— What is asked —
Copy each line of the data below with the word "offset".

#### Extracted information

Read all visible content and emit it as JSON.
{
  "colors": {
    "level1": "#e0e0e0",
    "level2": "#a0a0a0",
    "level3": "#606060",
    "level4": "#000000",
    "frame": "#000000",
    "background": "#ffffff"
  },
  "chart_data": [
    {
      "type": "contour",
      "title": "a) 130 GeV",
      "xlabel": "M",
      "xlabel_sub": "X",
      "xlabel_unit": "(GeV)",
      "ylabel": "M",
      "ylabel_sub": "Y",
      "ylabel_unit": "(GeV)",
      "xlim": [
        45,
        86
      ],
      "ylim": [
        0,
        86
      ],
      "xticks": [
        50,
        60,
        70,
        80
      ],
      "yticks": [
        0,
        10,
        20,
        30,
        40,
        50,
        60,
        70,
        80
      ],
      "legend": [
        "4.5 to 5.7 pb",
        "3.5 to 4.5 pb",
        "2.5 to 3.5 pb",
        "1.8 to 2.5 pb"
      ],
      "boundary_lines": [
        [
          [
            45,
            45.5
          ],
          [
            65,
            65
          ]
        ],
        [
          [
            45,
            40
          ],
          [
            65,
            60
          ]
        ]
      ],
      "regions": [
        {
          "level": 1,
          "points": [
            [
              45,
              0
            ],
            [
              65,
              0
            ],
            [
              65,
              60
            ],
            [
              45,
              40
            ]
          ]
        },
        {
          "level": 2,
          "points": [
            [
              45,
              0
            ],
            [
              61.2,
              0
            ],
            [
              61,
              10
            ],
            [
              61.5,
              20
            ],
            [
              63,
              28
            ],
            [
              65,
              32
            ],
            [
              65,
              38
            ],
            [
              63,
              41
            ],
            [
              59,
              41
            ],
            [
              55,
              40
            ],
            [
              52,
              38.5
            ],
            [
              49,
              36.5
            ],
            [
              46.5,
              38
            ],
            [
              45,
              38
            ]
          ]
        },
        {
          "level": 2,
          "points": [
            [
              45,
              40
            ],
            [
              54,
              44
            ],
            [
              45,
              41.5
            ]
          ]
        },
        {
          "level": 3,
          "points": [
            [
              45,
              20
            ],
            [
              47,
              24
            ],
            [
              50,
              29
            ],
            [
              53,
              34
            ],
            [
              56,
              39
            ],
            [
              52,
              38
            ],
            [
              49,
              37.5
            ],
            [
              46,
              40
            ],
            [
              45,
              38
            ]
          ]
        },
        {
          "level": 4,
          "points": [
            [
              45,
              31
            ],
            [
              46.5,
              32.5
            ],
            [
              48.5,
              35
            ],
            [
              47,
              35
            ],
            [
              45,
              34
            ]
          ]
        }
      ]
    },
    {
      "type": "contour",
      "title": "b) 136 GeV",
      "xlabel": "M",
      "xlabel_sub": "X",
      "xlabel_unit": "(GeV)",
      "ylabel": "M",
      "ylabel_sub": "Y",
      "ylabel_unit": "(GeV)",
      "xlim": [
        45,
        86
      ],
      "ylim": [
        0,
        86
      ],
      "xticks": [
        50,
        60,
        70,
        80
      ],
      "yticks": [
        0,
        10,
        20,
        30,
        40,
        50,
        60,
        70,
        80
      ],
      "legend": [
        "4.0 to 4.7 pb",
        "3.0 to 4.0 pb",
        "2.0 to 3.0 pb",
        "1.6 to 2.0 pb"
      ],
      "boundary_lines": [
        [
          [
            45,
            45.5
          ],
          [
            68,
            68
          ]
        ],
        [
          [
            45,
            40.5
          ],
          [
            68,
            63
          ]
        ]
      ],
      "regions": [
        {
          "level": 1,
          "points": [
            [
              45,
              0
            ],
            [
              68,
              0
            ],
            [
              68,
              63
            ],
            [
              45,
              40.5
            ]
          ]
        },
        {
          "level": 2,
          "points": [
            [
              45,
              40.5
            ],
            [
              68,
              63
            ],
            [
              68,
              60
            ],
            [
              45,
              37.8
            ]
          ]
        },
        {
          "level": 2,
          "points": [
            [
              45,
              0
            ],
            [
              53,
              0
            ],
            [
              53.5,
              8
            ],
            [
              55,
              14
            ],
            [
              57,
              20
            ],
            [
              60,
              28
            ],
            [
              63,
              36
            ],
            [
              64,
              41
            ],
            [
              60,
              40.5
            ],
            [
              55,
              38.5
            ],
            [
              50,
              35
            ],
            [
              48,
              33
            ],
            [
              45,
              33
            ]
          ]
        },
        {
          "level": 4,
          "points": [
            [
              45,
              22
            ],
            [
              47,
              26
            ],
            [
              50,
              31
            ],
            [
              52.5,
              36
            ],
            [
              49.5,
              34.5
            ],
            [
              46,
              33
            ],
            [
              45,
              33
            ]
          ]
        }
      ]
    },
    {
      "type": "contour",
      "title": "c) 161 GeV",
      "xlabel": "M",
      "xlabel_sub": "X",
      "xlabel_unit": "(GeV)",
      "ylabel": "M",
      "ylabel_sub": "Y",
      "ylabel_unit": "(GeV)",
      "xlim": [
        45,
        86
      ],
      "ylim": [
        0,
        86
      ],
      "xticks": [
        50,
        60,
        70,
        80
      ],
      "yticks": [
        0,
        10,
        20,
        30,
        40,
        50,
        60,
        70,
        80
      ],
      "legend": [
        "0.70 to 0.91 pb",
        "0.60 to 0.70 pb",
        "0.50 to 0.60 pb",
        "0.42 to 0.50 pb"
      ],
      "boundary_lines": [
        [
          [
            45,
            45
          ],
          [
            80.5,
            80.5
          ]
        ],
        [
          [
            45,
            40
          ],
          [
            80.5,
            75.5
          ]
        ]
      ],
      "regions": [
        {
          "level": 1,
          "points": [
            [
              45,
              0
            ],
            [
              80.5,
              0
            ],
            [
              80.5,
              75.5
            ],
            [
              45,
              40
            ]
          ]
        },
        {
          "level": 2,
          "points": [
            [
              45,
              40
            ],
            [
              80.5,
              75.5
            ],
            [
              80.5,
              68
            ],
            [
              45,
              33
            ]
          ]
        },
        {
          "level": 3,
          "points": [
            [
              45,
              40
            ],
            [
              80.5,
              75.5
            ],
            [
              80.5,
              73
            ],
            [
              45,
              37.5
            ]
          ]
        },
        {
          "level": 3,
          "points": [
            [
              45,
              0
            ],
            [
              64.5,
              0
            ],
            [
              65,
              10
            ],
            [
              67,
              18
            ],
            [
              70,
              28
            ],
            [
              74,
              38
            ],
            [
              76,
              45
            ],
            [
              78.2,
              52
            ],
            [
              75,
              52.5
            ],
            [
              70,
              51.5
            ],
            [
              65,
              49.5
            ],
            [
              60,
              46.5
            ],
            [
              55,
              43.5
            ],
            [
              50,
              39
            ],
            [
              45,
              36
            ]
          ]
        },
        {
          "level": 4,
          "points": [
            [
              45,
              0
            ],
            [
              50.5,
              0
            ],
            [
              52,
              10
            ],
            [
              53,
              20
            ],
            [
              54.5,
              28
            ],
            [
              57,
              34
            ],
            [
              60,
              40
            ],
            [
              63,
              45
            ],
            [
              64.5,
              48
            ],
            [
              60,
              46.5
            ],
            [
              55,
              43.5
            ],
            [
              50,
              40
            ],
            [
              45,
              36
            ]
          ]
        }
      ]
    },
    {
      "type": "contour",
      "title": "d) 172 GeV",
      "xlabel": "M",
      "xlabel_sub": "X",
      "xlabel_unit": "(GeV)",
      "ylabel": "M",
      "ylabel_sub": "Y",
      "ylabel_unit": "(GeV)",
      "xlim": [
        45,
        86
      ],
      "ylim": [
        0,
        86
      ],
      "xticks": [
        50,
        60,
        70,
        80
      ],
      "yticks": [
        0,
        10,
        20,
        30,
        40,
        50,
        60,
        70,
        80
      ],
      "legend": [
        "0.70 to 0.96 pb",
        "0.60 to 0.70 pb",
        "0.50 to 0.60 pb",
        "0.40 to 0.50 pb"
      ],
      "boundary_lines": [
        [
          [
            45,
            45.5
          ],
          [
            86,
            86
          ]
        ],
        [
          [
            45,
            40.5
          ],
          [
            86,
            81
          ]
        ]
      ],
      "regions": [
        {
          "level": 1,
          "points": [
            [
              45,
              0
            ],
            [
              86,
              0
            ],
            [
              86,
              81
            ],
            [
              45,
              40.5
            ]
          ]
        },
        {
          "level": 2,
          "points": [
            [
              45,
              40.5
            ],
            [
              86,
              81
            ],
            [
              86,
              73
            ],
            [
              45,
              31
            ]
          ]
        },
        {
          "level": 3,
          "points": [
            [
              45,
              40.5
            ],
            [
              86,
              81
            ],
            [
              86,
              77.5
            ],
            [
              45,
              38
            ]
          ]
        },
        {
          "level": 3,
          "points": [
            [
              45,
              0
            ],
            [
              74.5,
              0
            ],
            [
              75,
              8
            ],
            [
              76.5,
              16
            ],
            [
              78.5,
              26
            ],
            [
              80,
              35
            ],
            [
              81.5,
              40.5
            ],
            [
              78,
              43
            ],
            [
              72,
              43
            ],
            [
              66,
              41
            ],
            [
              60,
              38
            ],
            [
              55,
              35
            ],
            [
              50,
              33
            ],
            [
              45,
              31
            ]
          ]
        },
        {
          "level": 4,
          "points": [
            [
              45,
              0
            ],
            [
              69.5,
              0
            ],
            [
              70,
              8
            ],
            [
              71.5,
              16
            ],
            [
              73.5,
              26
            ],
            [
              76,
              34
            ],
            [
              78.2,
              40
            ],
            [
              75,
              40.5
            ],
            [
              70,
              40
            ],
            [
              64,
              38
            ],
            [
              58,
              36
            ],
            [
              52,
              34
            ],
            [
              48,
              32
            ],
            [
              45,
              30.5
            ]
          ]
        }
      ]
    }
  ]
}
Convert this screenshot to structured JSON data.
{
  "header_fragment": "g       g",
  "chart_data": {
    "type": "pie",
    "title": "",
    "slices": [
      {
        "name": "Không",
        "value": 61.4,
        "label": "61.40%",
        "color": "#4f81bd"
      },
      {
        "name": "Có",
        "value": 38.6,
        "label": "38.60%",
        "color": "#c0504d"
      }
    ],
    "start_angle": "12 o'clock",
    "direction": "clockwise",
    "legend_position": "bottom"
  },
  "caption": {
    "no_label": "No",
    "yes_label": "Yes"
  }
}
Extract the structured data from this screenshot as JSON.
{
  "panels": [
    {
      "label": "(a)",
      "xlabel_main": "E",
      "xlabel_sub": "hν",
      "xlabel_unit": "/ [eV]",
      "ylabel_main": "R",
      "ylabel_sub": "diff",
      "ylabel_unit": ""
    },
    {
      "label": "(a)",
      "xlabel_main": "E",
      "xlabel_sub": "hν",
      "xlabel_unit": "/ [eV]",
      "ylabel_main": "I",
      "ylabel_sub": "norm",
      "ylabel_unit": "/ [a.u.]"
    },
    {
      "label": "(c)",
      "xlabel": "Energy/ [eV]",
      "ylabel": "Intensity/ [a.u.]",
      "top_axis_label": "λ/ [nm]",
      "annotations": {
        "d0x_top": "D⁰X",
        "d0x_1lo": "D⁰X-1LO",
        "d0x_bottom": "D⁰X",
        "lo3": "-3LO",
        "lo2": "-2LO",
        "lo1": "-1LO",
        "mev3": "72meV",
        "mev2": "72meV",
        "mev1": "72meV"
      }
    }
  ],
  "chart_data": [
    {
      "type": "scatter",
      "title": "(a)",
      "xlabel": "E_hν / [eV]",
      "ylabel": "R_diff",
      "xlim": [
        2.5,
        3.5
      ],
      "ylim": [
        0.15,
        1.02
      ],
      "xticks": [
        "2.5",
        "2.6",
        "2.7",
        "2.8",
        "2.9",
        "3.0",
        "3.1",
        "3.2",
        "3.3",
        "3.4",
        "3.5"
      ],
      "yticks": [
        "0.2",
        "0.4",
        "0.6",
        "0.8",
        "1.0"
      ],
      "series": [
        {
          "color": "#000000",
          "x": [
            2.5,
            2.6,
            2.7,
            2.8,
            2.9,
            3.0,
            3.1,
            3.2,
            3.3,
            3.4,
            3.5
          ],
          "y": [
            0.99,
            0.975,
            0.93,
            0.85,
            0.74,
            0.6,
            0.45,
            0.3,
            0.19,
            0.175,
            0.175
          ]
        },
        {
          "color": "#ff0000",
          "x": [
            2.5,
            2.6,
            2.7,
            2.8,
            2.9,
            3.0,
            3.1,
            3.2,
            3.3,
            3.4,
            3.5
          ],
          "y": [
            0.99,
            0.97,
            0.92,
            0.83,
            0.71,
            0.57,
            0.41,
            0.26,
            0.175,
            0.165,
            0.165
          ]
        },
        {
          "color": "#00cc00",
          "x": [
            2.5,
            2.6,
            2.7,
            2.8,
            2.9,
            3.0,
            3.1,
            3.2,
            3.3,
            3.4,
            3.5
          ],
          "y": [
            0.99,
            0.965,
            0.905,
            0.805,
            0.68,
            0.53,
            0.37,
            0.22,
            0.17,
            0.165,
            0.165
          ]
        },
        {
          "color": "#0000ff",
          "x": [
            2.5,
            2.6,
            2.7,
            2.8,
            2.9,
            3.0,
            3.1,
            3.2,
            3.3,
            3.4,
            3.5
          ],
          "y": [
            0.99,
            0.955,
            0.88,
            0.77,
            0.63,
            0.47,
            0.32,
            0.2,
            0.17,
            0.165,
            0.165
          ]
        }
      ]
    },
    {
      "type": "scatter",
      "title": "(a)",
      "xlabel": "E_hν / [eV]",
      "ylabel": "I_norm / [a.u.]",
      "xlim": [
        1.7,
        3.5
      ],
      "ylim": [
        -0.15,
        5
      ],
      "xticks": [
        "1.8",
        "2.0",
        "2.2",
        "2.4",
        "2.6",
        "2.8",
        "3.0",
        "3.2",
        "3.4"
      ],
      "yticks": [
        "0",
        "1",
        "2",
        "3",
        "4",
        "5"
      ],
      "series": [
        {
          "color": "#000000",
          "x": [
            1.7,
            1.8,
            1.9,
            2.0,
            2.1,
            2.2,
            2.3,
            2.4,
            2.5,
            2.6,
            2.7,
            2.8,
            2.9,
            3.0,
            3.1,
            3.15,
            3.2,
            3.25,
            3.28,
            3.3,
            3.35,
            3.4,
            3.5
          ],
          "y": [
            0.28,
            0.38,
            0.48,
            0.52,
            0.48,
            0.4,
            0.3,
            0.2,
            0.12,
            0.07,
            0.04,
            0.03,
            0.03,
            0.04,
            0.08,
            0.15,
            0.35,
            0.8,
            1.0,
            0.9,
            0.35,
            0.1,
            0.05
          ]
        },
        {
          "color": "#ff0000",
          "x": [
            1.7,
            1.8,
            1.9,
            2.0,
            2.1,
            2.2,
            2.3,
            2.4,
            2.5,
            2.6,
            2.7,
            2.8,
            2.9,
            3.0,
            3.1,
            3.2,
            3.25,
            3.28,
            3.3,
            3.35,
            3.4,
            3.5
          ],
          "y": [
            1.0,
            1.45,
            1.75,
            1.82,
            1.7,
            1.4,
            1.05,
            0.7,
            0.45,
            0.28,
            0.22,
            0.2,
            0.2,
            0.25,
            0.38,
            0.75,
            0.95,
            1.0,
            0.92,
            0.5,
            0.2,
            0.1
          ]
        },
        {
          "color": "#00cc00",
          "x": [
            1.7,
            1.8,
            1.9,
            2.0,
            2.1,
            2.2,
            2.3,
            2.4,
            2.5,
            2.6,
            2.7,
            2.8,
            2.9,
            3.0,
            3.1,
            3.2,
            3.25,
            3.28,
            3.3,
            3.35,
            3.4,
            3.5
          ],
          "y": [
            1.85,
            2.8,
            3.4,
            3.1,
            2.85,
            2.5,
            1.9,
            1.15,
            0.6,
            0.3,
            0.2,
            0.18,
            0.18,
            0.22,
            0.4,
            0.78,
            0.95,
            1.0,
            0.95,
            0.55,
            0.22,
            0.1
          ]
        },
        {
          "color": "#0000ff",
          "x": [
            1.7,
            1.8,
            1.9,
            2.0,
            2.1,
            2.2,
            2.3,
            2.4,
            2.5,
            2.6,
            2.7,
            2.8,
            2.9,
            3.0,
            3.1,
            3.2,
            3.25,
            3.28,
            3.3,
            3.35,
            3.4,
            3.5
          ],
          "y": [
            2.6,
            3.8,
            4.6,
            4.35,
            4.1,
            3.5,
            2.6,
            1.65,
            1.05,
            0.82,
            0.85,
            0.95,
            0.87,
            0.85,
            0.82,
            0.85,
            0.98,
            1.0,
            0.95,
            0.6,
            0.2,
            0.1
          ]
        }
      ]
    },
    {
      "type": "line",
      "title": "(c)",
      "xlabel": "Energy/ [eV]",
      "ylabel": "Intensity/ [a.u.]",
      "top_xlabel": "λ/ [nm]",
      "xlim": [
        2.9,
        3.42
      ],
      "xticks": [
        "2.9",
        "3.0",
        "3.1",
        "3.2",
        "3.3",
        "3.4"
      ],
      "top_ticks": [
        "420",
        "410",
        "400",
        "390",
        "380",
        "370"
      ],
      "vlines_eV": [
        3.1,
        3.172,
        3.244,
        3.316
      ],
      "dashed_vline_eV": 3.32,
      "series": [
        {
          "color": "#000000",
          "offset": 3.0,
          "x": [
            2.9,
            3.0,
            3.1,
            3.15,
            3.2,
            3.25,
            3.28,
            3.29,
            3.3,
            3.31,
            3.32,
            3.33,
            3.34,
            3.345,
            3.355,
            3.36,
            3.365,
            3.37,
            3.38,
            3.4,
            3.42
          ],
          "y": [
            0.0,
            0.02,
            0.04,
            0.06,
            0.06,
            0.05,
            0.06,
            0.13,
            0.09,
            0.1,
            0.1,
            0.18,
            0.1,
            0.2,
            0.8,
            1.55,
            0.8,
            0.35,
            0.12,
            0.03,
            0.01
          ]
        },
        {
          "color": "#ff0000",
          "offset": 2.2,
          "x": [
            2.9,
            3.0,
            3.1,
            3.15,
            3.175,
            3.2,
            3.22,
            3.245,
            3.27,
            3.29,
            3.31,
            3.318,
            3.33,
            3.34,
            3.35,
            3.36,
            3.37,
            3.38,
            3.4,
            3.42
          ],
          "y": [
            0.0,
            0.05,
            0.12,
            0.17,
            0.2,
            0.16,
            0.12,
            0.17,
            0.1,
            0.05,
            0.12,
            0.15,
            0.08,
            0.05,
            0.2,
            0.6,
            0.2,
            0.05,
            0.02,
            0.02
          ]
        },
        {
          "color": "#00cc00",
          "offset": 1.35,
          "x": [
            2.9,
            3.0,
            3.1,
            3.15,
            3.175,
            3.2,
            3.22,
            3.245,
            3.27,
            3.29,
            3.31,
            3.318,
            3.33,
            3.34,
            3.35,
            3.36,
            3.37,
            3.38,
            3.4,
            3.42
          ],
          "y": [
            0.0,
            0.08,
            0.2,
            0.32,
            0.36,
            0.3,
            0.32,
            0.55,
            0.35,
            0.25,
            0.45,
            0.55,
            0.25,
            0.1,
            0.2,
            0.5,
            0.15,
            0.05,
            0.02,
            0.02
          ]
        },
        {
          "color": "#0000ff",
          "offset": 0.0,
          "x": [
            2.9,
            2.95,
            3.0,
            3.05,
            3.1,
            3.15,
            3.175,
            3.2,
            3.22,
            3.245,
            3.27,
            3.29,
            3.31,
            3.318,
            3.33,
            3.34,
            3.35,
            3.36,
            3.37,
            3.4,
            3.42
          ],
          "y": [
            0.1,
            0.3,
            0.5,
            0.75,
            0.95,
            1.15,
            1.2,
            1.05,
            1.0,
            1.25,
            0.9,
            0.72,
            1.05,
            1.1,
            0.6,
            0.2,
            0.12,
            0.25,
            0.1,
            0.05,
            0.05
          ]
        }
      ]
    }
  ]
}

########

— Reply to the task —
          "offset": 3.0,
          "offset": 2.2,
          "offset": 1.35,
          "offset": 0.0,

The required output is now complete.